* [RECORDS TO USE]:
>>>>>

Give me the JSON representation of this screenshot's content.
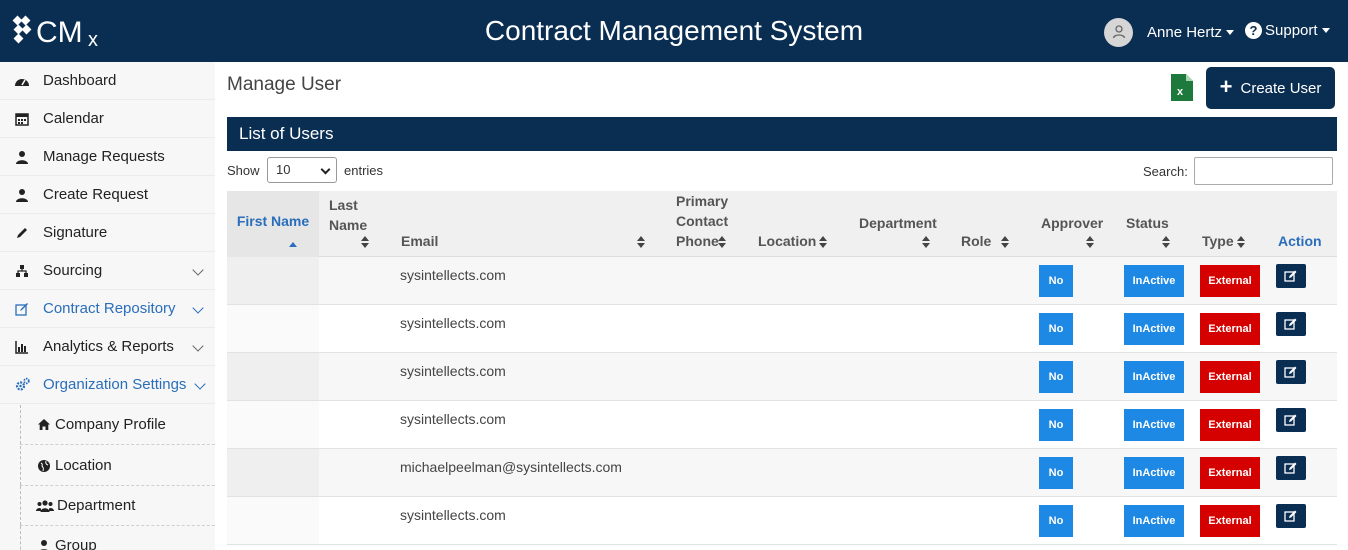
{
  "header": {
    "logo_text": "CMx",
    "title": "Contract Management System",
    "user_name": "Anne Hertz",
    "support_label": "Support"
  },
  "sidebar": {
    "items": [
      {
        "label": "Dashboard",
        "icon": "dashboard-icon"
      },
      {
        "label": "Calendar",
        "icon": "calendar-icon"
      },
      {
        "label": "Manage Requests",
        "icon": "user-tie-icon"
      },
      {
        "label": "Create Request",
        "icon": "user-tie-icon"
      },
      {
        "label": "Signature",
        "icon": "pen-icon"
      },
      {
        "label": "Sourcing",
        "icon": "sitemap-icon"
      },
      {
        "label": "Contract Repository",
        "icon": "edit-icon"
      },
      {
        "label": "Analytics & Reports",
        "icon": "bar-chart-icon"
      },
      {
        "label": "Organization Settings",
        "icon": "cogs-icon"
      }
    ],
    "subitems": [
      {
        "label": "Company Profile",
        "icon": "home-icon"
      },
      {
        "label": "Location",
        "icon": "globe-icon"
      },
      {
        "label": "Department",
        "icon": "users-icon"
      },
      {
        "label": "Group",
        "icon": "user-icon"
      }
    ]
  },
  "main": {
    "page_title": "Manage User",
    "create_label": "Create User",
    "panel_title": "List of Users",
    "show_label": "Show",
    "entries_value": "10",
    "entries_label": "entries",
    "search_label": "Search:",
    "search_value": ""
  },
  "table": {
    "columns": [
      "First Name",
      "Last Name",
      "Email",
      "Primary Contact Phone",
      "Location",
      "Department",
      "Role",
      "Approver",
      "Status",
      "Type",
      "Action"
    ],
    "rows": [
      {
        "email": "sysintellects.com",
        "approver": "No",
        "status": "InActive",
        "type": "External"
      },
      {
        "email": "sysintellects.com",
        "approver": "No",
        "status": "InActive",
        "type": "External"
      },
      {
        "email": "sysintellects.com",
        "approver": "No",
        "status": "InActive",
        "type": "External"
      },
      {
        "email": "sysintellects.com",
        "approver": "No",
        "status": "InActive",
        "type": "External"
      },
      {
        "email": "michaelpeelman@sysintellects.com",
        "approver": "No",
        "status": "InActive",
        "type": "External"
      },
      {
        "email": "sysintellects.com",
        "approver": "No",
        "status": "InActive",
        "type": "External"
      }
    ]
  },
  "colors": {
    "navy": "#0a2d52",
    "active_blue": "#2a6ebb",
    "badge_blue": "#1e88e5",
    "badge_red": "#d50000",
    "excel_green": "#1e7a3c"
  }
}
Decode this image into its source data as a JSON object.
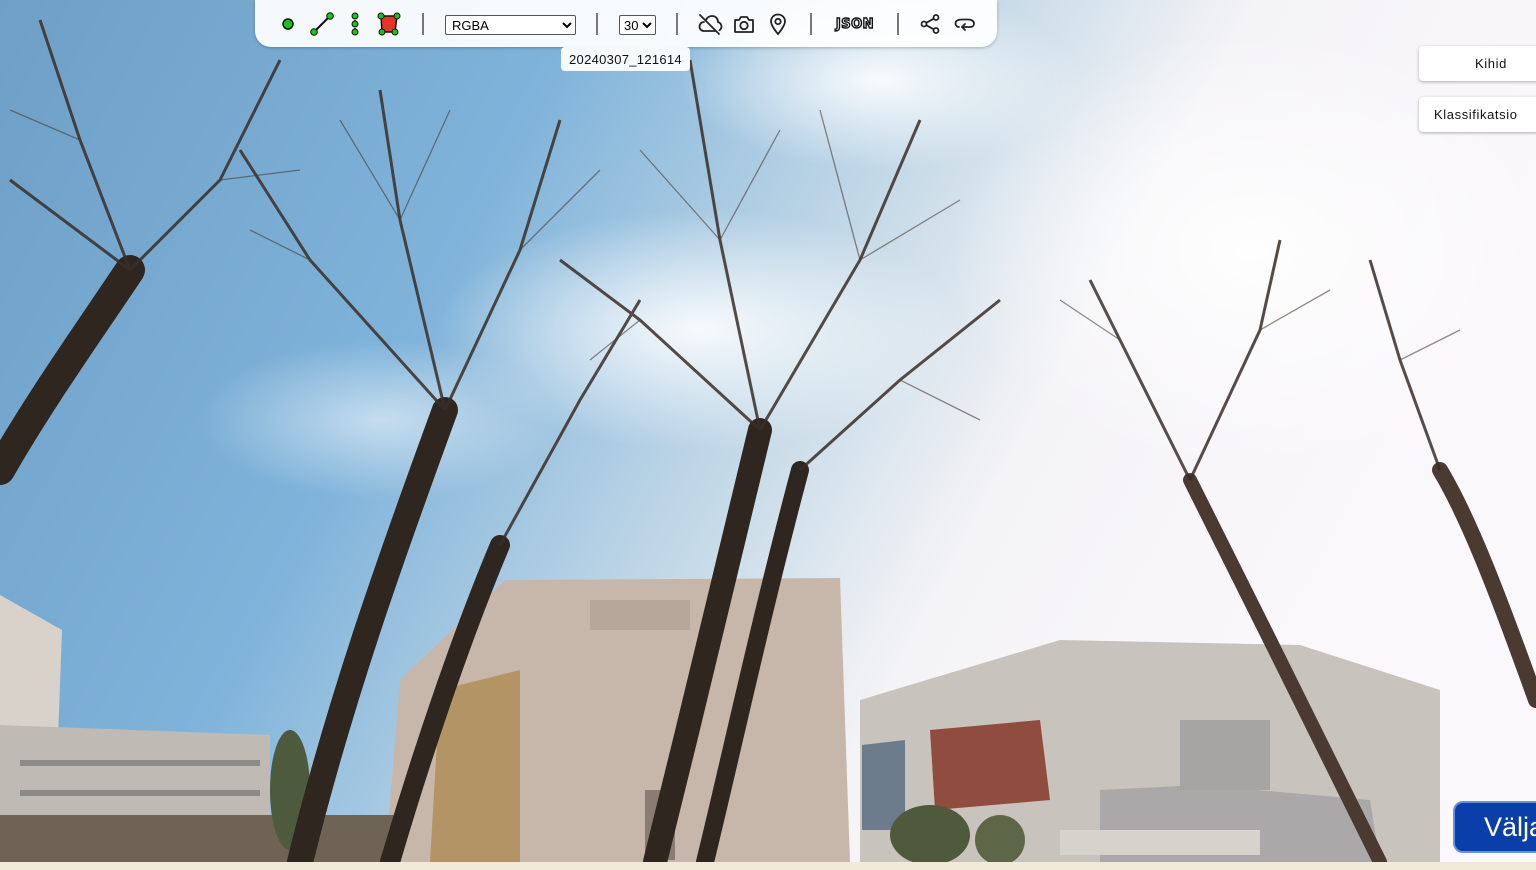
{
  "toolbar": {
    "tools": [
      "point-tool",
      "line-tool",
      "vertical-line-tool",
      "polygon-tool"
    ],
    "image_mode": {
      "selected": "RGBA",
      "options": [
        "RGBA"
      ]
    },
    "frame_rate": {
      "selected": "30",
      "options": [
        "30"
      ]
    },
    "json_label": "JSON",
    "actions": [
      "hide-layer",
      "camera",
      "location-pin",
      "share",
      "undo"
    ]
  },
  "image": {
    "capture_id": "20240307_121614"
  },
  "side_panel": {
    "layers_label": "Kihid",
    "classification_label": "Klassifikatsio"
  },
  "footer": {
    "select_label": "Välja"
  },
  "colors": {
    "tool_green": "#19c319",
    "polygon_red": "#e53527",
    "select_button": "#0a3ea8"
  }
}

<<<<<
>>>>>

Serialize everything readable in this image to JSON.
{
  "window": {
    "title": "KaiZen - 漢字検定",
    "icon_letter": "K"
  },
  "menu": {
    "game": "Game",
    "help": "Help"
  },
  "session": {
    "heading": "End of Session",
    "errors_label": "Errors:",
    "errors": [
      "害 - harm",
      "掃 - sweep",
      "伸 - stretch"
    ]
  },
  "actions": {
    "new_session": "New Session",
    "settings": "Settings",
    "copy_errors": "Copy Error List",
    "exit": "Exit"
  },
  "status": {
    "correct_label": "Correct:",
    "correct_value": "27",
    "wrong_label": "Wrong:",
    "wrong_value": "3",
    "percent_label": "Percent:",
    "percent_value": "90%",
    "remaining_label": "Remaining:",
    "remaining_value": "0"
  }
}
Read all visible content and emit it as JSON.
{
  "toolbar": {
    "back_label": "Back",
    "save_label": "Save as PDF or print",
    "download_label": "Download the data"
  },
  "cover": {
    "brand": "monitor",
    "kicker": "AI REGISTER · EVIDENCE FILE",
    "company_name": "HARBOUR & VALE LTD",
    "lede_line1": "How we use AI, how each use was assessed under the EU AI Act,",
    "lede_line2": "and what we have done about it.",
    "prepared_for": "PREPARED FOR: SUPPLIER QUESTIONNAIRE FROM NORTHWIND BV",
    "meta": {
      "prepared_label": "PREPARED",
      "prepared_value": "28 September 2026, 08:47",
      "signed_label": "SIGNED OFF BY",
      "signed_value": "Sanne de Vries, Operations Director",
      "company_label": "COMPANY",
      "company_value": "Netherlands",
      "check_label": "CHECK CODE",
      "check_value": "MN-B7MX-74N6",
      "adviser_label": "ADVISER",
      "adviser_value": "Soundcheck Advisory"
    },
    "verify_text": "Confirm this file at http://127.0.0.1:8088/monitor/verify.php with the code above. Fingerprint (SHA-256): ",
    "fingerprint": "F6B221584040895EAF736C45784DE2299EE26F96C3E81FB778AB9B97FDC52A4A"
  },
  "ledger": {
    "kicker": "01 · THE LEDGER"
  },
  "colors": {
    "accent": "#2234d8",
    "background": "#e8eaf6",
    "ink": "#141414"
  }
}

<<<<<

* [WHAT YOU SHOULD DO]: Copy out all lines above that include the string "data".

* [CORRECT RESPONSE]:
Decode this image into its source data as a JSON object.
    "download_label": "Download the data"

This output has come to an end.